Supplied records:
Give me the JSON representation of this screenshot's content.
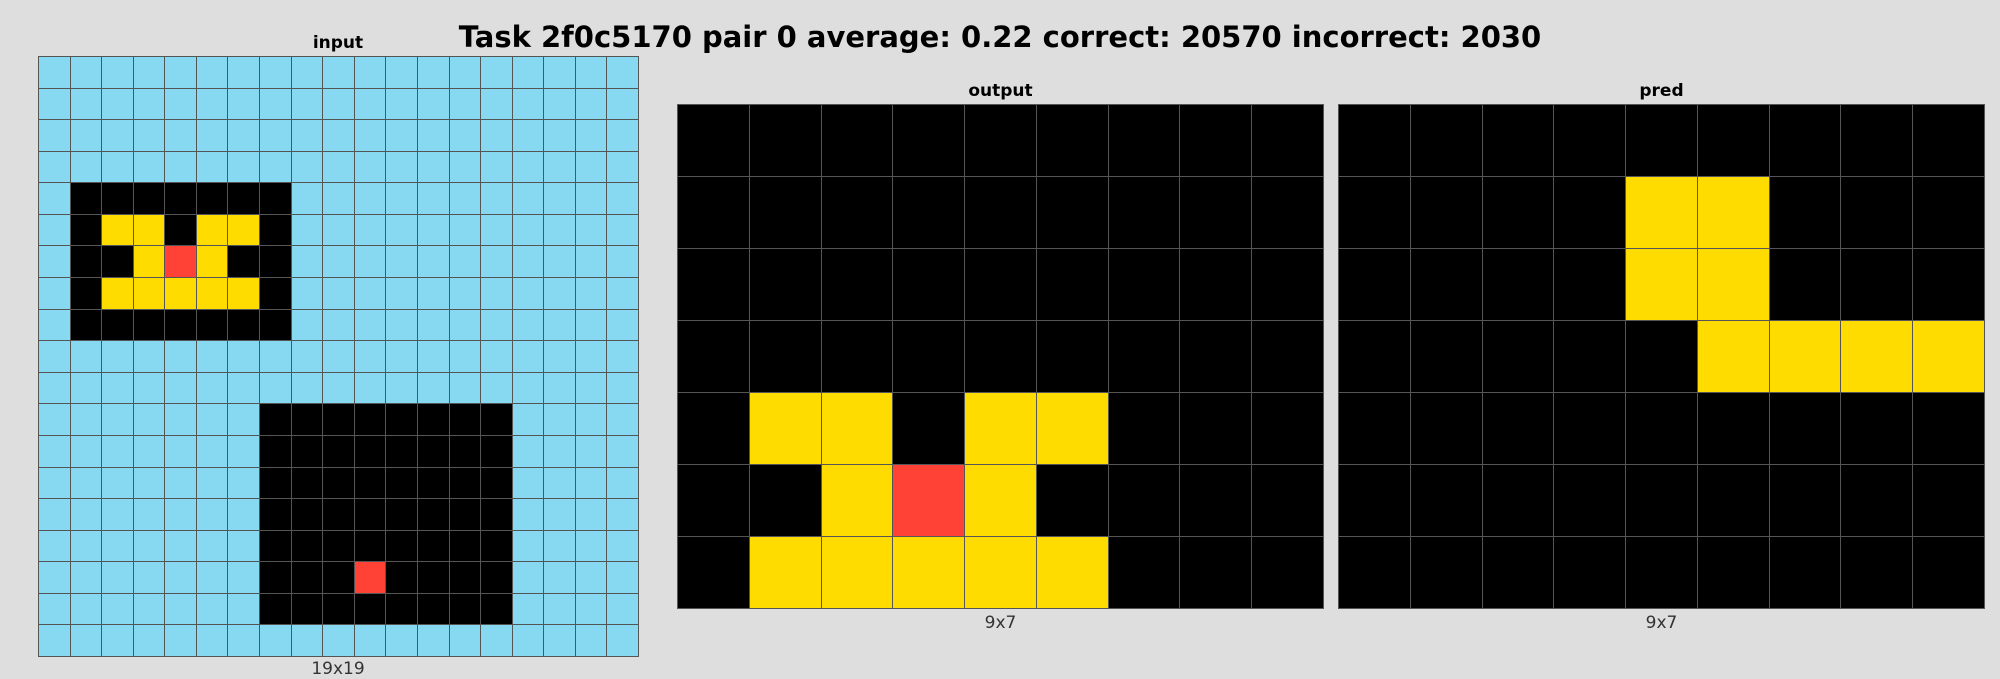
{
  "title": "Task 2f0c5170 pair 0 average: 0.22 correct: 20570 incorrect: 2030",
  "palette": {
    "0": "#000000",
    "2": "#ff4136",
    "4": "#ffdc00",
    "8": "#87d8f1"
  },
  "panels": {
    "input": {
      "title": "input",
      "size_label": "19x19",
      "grid": [
        [
          8,
          8,
          8,
          8,
          8,
          8,
          8,
          8,
          8,
          8,
          8,
          8,
          8,
          8,
          8,
          8,
          8,
          8,
          8
        ],
        [
          8,
          8,
          8,
          8,
          8,
          8,
          8,
          8,
          8,
          8,
          8,
          8,
          8,
          8,
          8,
          8,
          8,
          8,
          8
        ],
        [
          8,
          8,
          8,
          8,
          8,
          8,
          8,
          8,
          8,
          8,
          8,
          8,
          8,
          8,
          8,
          8,
          8,
          8,
          8
        ],
        [
          8,
          8,
          8,
          8,
          8,
          8,
          8,
          8,
          8,
          8,
          8,
          8,
          8,
          8,
          8,
          8,
          8,
          8,
          8
        ],
        [
          8,
          0,
          0,
          0,
          0,
          0,
          0,
          0,
          8,
          8,
          8,
          8,
          8,
          8,
          8,
          8,
          8,
          8,
          8
        ],
        [
          8,
          0,
          4,
          4,
          0,
          4,
          4,
          0,
          8,
          8,
          8,
          8,
          8,
          8,
          8,
          8,
          8,
          8,
          8
        ],
        [
          8,
          0,
          0,
          4,
          2,
          4,
          0,
          0,
          8,
          8,
          8,
          8,
          8,
          8,
          8,
          8,
          8,
          8,
          8
        ],
        [
          8,
          0,
          4,
          4,
          4,
          4,
          4,
          0,
          8,
          8,
          8,
          8,
          8,
          8,
          8,
          8,
          8,
          8,
          8
        ],
        [
          8,
          0,
          0,
          0,
          0,
          0,
          0,
          0,
          8,
          8,
          8,
          8,
          8,
          8,
          8,
          8,
          8,
          8,
          8
        ],
        [
          8,
          8,
          8,
          8,
          8,
          8,
          8,
          8,
          8,
          8,
          8,
          8,
          8,
          8,
          8,
          8,
          8,
          8,
          8
        ],
        [
          8,
          8,
          8,
          8,
          8,
          8,
          8,
          8,
          8,
          8,
          8,
          8,
          8,
          8,
          8,
          8,
          8,
          8,
          8
        ],
        [
          8,
          8,
          8,
          8,
          8,
          8,
          8,
          0,
          0,
          0,
          0,
          0,
          0,
          0,
          0,
          8,
          8,
          8,
          8
        ],
        [
          8,
          8,
          8,
          8,
          8,
          8,
          8,
          0,
          0,
          0,
          0,
          0,
          0,
          0,
          0,
          8,
          8,
          8,
          8
        ],
        [
          8,
          8,
          8,
          8,
          8,
          8,
          8,
          0,
          0,
          0,
          0,
          0,
          0,
          0,
          0,
          8,
          8,
          8,
          8
        ],
        [
          8,
          8,
          8,
          8,
          8,
          8,
          8,
          0,
          0,
          0,
          0,
          0,
          0,
          0,
          0,
          8,
          8,
          8,
          8
        ],
        [
          8,
          8,
          8,
          8,
          8,
          8,
          8,
          0,
          0,
          0,
          0,
          0,
          0,
          0,
          0,
          8,
          8,
          8,
          8
        ],
        [
          8,
          8,
          8,
          8,
          8,
          8,
          8,
          0,
          0,
          0,
          2,
          0,
          0,
          0,
          0,
          8,
          8,
          8,
          8
        ],
        [
          8,
          8,
          8,
          8,
          8,
          8,
          8,
          0,
          0,
          0,
          0,
          0,
          0,
          0,
          0,
          8,
          8,
          8,
          8
        ],
        [
          8,
          8,
          8,
          8,
          8,
          8,
          8,
          8,
          8,
          8,
          8,
          8,
          8,
          8,
          8,
          8,
          8,
          8,
          8
        ]
      ]
    },
    "output": {
      "title": "output",
      "size_label": "9x7",
      "grid": [
        [
          0,
          0,
          0,
          0,
          0,
          0,
          0,
          0,
          0
        ],
        [
          0,
          0,
          0,
          0,
          0,
          0,
          0,
          0,
          0
        ],
        [
          0,
          0,
          0,
          0,
          0,
          0,
          0,
          0,
          0
        ],
        [
          0,
          0,
          0,
          0,
          0,
          0,
          0,
          0,
          0
        ],
        [
          0,
          4,
          4,
          0,
          4,
          4,
          0,
          0,
          0
        ],
        [
          0,
          0,
          4,
          2,
          4,
          0,
          0,
          0,
          0
        ],
        [
          0,
          4,
          4,
          4,
          4,
          4,
          0,
          0,
          0
        ]
      ]
    },
    "pred": {
      "title": "pred",
      "size_label": "9x7",
      "grid": [
        [
          0,
          0,
          0,
          0,
          0,
          0,
          0,
          0,
          0
        ],
        [
          0,
          0,
          0,
          0,
          4,
          4,
          0,
          0,
          0
        ],
        [
          0,
          0,
          0,
          0,
          4,
          4,
          0,
          0,
          0
        ],
        [
          0,
          0,
          0,
          0,
          0,
          4,
          4,
          4,
          4
        ],
        [
          0,
          0,
          0,
          0,
          0,
          0,
          0,
          0,
          0
        ],
        [
          0,
          0,
          0,
          0,
          0,
          0,
          0,
          0,
          0
        ],
        [
          0,
          0,
          0,
          0,
          0,
          0,
          0,
          0,
          0
        ]
      ]
    }
  }
}
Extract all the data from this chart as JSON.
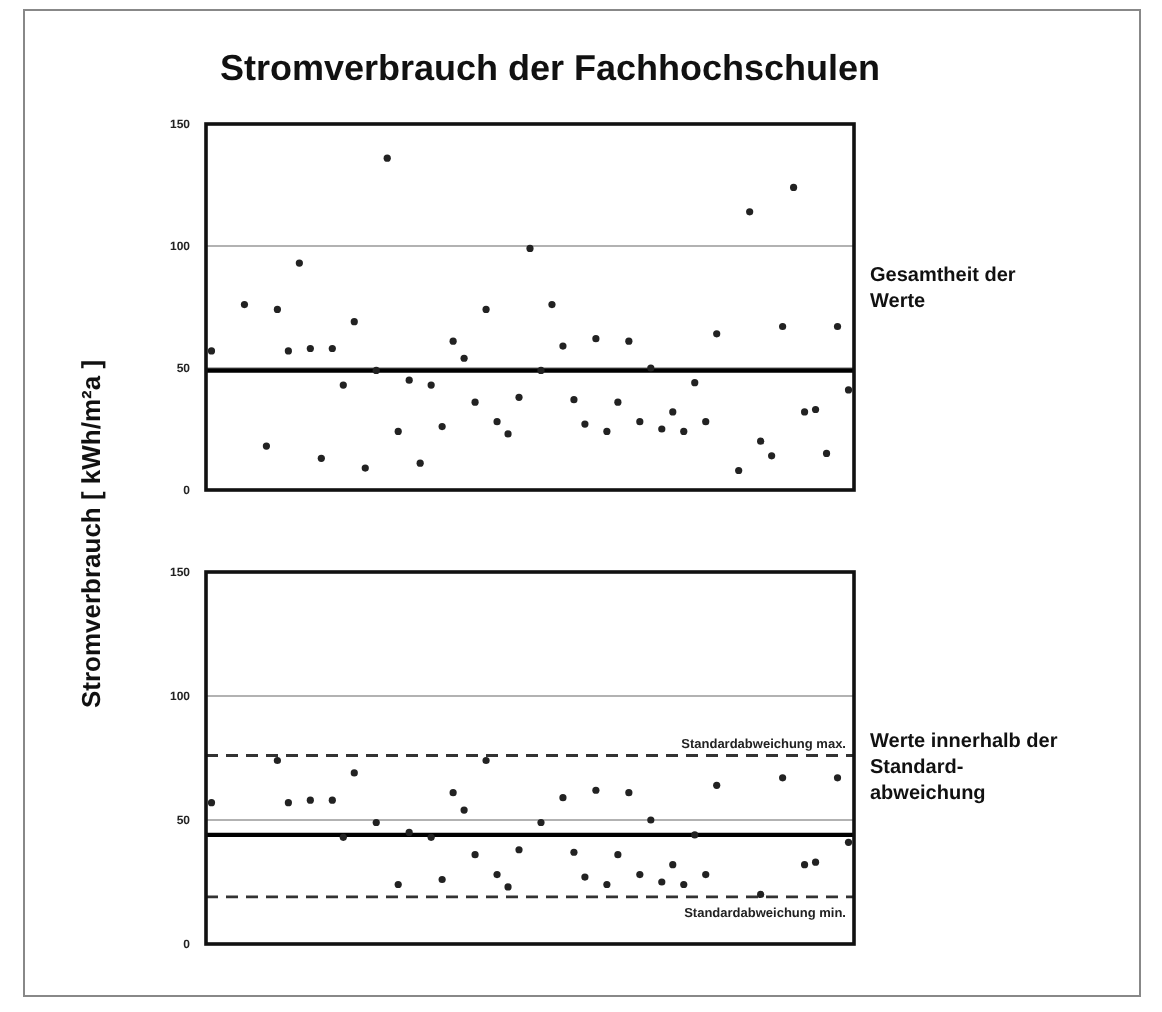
{
  "chart_data": [
    {
      "type": "scatter",
      "title": "Stromverbrauch der Fachhochschulen",
      "ylabel": "Stromverbrauch [ kWh/m²a ]",
      "categories": [
        null,
        null,
        null,
        null,
        null,
        null,
        null,
        null,
        null,
        null,
        null,
        null,
        null,
        null,
        null,
        null,
        null,
        null,
        null,
        null,
        null,
        null,
        null,
        null,
        null,
        null,
        null,
        null,
        null,
        null,
        null,
        null,
        null,
        null,
        null,
        null,
        null,
        null,
        null,
        null,
        null,
        null,
        null,
        null,
        null,
        null,
        null,
        null,
        null,
        null,
        null,
        null,
        null,
        null,
        null,
        null,
        null,
        null,
        null
      ],
      "series": [
        {
          "color": "#222222",
          "values": [
            57,
            null,
            null,
            76,
            null,
            18,
            74,
            57,
            93,
            58,
            13,
            58,
            43,
            69,
            9,
            49,
            136,
            24,
            45,
            11,
            43,
            26,
            61,
            54,
            36,
            74,
            28,
            23,
            38,
            99,
            49,
            76,
            59,
            37,
            27,
            62,
            24,
            36,
            61,
            28,
            50,
            25,
            32,
            24,
            44,
            28,
            64,
            null,
            8,
            114,
            20,
            14,
            67,
            124,
            32,
            33,
            15,
            67,
            41
          ]
        }
      ],
      "ylim": [
        0,
        150
      ],
      "yticks": [
        0,
        50,
        100,
        150
      ],
      "grid": "y",
      "marker": "circle",
      "ref_lines": [
        {
          "axis": "y",
          "value": 49,
          "color": "#000000",
          "line_style": "solid"
        }
      ],
      "annotations": [
        "Gesamtheit der\nWerte"
      ]
    },
    {
      "type": "scatter",
      "categories": [
        null,
        null,
        null,
        null,
        null,
        null,
        null,
        null,
        null,
        null,
        null,
        null,
        null,
        null,
        null,
        null,
        null,
        null,
        null,
        null,
        null,
        null,
        null,
        null,
        null,
        null,
        null,
        null,
        null,
        null,
        null,
        null,
        null,
        null,
        null,
        null,
        null,
        null,
        null,
        null,
        null,
        null,
        null,
        null,
        null,
        null,
        null,
        null,
        null,
        null,
        null,
        null,
        null,
        null,
        null,
        null,
        null,
        null,
        null
      ],
      "series": [
        {
          "color": "#222222",
          "values": [
            57,
            null,
            null,
            null,
            null,
            null,
            74,
            57,
            null,
            58,
            null,
            58,
            43,
            69,
            null,
            49,
            null,
            24,
            45,
            null,
            43,
            26,
            61,
            54,
            36,
            74,
            28,
            23,
            38,
            null,
            49,
            null,
            59,
            37,
            27,
            62,
            24,
            36,
            61,
            28,
            50,
            25,
            32,
            24,
            44,
            28,
            64,
            null,
            null,
            null,
            20,
            null,
            67,
            null,
            32,
            33,
            null,
            67,
            41
          ]
        }
      ],
      "ylim": [
        0,
        150
      ],
      "yticks": [
        0,
        50,
        100,
        150
      ],
      "grid": "y",
      "marker": "circle",
      "ref_lines": [
        {
          "axis": "y",
          "value": 44,
          "color": "#000000",
          "line_style": "solid"
        },
        {
          "axis": "y",
          "value": 76,
          "label": "Standardabweichung max.",
          "color": "#333333",
          "line_style": "dashed"
        },
        {
          "axis": "y",
          "value": 19,
          "label": "Standardabweichung min.",
          "color": "#333333",
          "line_style": "dashed"
        }
      ],
      "annotations": [
        "Werte innerhalb der\nStandard-\nabweichung"
      ]
    }
  ]
}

Task to complete:
Search the data for "title". Copy every line that has it.

Response below:
  "title": "Task 2f0c5170 pair 0 average: 0.22 correct: 20570 incorrect: 2030",
      "title": "input",
      "title": "output",
      "title": "pred",
      "title": "Stromverbrauch der Fachhochschulen",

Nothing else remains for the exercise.